## AIM:
Select all lines in the records that include "JSON".

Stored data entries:
** Begin **
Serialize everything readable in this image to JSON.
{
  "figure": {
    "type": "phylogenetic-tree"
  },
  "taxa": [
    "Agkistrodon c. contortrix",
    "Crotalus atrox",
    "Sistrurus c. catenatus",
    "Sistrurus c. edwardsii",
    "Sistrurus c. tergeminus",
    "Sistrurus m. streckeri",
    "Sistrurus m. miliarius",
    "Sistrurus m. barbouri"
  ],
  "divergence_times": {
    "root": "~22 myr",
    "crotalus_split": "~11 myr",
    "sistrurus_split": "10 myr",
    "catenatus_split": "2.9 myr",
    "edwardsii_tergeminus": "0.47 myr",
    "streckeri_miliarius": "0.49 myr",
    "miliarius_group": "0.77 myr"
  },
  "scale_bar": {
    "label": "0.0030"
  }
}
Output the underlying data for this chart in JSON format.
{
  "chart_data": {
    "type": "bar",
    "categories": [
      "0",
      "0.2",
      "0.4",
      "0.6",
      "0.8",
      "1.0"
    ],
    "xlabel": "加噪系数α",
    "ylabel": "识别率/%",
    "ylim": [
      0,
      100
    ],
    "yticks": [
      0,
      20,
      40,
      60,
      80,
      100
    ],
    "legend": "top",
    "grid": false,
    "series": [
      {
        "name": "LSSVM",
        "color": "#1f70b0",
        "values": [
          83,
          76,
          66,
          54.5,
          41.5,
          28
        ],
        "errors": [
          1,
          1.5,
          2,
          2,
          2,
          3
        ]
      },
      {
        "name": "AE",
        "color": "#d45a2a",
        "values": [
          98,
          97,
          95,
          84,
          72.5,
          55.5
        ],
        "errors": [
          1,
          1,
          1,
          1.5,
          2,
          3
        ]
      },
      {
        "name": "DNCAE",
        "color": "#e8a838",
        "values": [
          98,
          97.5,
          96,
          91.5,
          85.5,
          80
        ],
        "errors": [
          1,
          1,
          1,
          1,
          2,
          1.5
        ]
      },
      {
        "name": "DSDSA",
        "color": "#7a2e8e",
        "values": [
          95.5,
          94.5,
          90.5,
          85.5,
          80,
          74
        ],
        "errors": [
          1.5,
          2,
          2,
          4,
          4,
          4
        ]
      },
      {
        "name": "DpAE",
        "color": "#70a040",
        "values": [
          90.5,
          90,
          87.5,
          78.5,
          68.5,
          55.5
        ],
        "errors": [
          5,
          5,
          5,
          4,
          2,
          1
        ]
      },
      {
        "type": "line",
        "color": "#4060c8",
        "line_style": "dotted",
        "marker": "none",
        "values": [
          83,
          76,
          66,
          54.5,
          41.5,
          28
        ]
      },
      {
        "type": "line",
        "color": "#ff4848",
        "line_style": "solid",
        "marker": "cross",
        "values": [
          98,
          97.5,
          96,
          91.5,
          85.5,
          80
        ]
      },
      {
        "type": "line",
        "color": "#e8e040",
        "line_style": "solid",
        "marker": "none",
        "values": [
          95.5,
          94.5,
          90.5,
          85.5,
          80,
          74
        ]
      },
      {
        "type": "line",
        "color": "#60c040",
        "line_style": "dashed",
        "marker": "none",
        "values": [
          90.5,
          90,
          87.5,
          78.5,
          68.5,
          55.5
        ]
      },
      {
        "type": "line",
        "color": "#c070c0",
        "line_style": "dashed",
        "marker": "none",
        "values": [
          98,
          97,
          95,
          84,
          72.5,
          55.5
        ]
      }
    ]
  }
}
** End **
## RESULT FOR THIS EXERCISE:
Serialize everything readable in this image to JSON.
Output the underlying data for this chart in JSON format.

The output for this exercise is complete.